* start SUPPLIED RECORDS *
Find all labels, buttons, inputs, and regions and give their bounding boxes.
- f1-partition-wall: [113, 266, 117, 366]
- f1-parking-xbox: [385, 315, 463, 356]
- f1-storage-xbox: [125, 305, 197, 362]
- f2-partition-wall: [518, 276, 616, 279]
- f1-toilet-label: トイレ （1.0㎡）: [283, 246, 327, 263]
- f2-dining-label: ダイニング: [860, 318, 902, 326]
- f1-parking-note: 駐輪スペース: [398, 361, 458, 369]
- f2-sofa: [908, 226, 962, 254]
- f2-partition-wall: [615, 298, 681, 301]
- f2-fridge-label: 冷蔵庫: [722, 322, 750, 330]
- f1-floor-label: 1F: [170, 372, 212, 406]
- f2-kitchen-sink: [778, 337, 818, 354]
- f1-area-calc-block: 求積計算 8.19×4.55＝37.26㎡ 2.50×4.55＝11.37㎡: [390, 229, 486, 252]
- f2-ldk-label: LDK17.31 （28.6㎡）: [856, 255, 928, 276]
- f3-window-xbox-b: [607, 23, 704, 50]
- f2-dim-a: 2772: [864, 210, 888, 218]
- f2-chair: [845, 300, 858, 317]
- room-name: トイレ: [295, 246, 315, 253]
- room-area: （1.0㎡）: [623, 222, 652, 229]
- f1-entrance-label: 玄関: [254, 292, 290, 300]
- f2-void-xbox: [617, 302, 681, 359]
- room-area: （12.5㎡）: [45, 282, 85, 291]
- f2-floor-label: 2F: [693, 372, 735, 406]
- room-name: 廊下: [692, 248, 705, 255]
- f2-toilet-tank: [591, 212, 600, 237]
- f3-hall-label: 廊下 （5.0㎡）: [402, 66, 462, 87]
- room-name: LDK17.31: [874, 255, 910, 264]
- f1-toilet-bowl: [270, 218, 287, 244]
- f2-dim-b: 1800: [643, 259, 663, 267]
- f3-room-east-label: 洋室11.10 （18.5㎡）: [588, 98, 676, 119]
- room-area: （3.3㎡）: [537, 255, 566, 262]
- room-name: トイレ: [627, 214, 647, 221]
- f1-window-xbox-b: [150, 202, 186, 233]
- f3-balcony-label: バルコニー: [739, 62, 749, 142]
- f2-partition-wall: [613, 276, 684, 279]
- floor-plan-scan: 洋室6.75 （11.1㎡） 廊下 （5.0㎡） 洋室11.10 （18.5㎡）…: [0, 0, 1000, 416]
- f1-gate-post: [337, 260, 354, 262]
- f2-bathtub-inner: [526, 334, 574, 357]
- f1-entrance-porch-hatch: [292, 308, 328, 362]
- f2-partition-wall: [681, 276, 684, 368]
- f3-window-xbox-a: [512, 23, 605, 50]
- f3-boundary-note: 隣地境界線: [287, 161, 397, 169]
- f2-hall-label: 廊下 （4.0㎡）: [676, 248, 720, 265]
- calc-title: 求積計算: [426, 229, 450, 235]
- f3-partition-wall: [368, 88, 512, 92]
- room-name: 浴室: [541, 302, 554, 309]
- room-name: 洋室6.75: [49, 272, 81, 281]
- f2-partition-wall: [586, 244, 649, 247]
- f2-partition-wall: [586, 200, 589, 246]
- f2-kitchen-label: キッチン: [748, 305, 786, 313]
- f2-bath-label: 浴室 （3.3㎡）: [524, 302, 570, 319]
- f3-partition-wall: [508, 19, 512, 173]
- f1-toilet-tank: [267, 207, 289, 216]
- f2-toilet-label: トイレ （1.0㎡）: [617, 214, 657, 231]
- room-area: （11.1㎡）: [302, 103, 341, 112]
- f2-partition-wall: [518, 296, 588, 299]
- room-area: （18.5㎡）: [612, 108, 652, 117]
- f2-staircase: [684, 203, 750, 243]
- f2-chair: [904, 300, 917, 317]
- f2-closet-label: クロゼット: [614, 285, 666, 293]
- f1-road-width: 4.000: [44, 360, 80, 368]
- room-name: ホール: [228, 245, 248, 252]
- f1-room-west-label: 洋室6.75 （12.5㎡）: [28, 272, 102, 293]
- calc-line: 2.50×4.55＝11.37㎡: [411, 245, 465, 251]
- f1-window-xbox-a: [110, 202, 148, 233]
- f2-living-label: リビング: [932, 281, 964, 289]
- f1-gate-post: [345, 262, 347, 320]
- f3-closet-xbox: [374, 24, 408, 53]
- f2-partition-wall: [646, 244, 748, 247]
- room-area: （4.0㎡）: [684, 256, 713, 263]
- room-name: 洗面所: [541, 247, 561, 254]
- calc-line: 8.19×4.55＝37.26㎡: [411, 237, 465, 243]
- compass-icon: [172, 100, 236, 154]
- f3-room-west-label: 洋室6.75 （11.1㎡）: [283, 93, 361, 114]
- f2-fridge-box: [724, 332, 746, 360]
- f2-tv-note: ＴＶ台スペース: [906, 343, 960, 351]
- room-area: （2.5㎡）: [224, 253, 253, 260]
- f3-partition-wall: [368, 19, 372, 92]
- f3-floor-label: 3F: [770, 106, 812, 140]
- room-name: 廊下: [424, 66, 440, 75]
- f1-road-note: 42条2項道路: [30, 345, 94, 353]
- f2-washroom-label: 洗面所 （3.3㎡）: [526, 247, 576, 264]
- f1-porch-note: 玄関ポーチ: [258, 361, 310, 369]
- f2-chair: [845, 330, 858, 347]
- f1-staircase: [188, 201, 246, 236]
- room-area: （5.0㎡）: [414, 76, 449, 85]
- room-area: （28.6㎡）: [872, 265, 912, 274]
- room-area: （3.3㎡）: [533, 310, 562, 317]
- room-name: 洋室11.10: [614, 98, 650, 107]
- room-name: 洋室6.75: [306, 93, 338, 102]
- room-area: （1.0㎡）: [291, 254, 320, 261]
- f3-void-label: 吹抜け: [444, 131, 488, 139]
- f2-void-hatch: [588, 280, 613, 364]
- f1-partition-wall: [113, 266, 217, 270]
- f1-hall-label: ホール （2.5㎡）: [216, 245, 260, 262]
* end SUPPLIED RECORDS *
TASK OBJECTIVE →
Transcribe these rows without any alteration.

THE RESULT →
Find all labels, buttons, inputs, and regions and give their bounding boxes.
- f1-partition-wall: [113, 266, 117, 366]
- f1-parking-xbox: [385, 315, 463, 356]
- f1-storage-xbox: [125, 305, 197, 362]
- f2-partition-wall: [518, 276, 616, 279]
- f1-toilet-label: トイレ （1.0㎡）: [283, 246, 327, 263]
- f2-dining-label: ダイニング: [860, 318, 902, 326]
- f1-parking-note: 駐輪スペース: [398, 361, 458, 369]
- f2-sofa: [908, 226, 962, 254]
- f2-partition-wall: [615, 298, 681, 301]
- f2-fridge-label: 冷蔵庫: [722, 322, 750, 330]
- f1-floor-label: 1F: [170, 372, 212, 406]
- f2-kitchen-sink: [778, 337, 818, 354]
- f1-area-calc-block: 求積計算 8.19×4.55＝37.26㎡ 2.50×4.55＝11.37㎡: [390, 229, 486, 252]
- f2-ldk-label: LDK17.31 （28.6㎡）: [856, 255, 928, 276]
- f3-window-xbox-b: [607, 23, 704, 50]
- f2-dim-a: 2772: [864, 210, 888, 218]
- f2-chair: [845, 300, 858, 317]
- room-name: トイレ: [295, 246, 315, 253]
- room-area: （1.0㎡）: [623, 222, 652, 229]
- f1-entrance-label: 玄関: [254, 292, 290, 300]
- f2-void-xbox: [617, 302, 681, 359]
- room-area: （12.5㎡）: [45, 282, 85, 291]
- f2-floor-label: 2F: [693, 372, 735, 406]
- room-name: 廊下: [692, 248, 705, 255]
- f2-toilet-tank: [591, 212, 600, 237]
- f3-hall-label: 廊下 （5.0㎡）: [402, 66, 462, 87]
- room-name: LDK17.31: [874, 255, 910, 264]
- f1-toilet-bowl: [270, 218, 287, 244]
- f2-dim-b: 1800: [643, 259, 663, 267]
- f3-room-east-label: 洋室11.10 （18.5㎡）: [588, 98, 676, 119]
- room-area: （3.3㎡）: [537, 255, 566, 262]
- room-name: トイレ: [627, 214, 647, 221]
- f1-window-xbox-b: [150, 202, 186, 233]
- f3-balcony-label: バルコニー: [739, 62, 749, 142]
- f2-partition-wall: [613, 276, 684, 279]
- floor-plan-scan: 洋室6.75 （11.1㎡） 廊下 （5.0㎡） 洋室11.10 （18.5㎡）…: [0, 0, 1000, 416]
- f1-gate-post: [337, 260, 354, 262]
- f2-bathtub-inner: [526, 334, 574, 357]
- f1-entrance-porch-hatch: [292, 308, 328, 362]
- f2-partition-wall: [681, 276, 684, 368]
- f3-window-xbox-a: [512, 23, 605, 50]
- f3-boundary-note: 隣地境界線: [287, 161, 397, 169]
- f2-hall-label: 廊下 （4.0㎡）: [676, 248, 720, 265]
- calc-title: 求積計算: [426, 229, 450, 235]
- f3-partition-wall: [368, 88, 512, 92]
- room-name: 浴室: [541, 302, 554, 309]
- room-name: 洋室6.75: [49, 272, 81, 281]
- f2-partition-wall: [586, 244, 649, 247]
- f2-partition-wall: [586, 200, 589, 246]
- f2-kitchen-label: キッチン: [748, 305, 786, 313]
- f2-bath-label: 浴室 （3.3㎡）: [524, 302, 570, 319]
- f3-partition-wall: [508, 19, 512, 173]
- f1-toilet-tank: [267, 207, 289, 216]
- f2-toilet-label: トイレ （1.0㎡）: [617, 214, 657, 231]
- room-area: （11.1㎡）: [302, 103, 341, 112]
- f2-partition-wall: [518, 296, 588, 299]
- room-area: （18.5㎡）: [612, 108, 652, 117]
- f2-staircase: [684, 203, 750, 243]
- f2-chair: [904, 300, 917, 317]
- f2-closet-label: クロゼット: [614, 285, 666, 293]
- f1-road-width: 4.000: [44, 360, 80, 368]
- room-name: ホール: [228, 245, 248, 252]
- f1-room-west-label: 洋室6.75 （12.5㎡）: [28, 272, 102, 293]
- calc-line: 2.50×4.55＝11.37㎡: [411, 245, 465, 251]
- f1-window-xbox-a: [110, 202, 148, 233]
- f2-living-label: リビング: [932, 281, 964, 289]
- f1-gate-post: [345, 262, 347, 320]
- f3-closet-xbox: [374, 24, 408, 53]
- f2-partition-wall: [646, 244, 748, 247]
- room-area: （4.0㎡）: [684, 256, 713, 263]
- room-name: 洗面所: [541, 247, 561, 254]
- calc-line: 8.19×4.55＝37.26㎡: [411, 237, 465, 243]
- compass-icon: [172, 100, 236, 154]
- f3-room-west-label: 洋室6.75 （11.1㎡）: [283, 93, 361, 114]
- f2-fridge-box: [724, 332, 746, 360]
- f2-tv-note: ＴＶ台スペース: [906, 343, 960, 351]
- room-area: （2.5㎡）: [224, 253, 253, 260]
- f3-partition-wall: [368, 19, 372, 92]
- f3-floor-label: 3F: [770, 106, 812, 140]
- room-name: 廊下: [424, 66, 440, 75]
- f1-road-note: 42条2項道路: [30, 345, 94, 353]
- f2-washroom-label: 洗面所 （3.3㎡）: [526, 247, 576, 264]
- f1-porch-note: 玄関ポーチ: [258, 361, 310, 369]
- f2-chair: [845, 330, 858, 347]
- f1-staircase: [188, 201, 246, 236]
- room-area: （5.0㎡）: [414, 76, 449, 85]
- room-area: （28.6㎡）: [872, 265, 912, 274]
- room-area: （3.3㎡）: [533, 310, 562, 317]
- room-name: 洋室11.10: [614, 98, 650, 107]
- room-name: 洋室6.75: [306, 93, 338, 102]
- room-area: （1.0㎡）: [291, 254, 320, 261]
- f3-void-label: 吹抜け: [444, 131, 488, 139]
- f2-void-hatch: [588, 280, 613, 364]
- f1-partition-wall: [113, 266, 217, 270]
- f1-hall-label: ホール （2.5㎡）: [216, 245, 260, 262]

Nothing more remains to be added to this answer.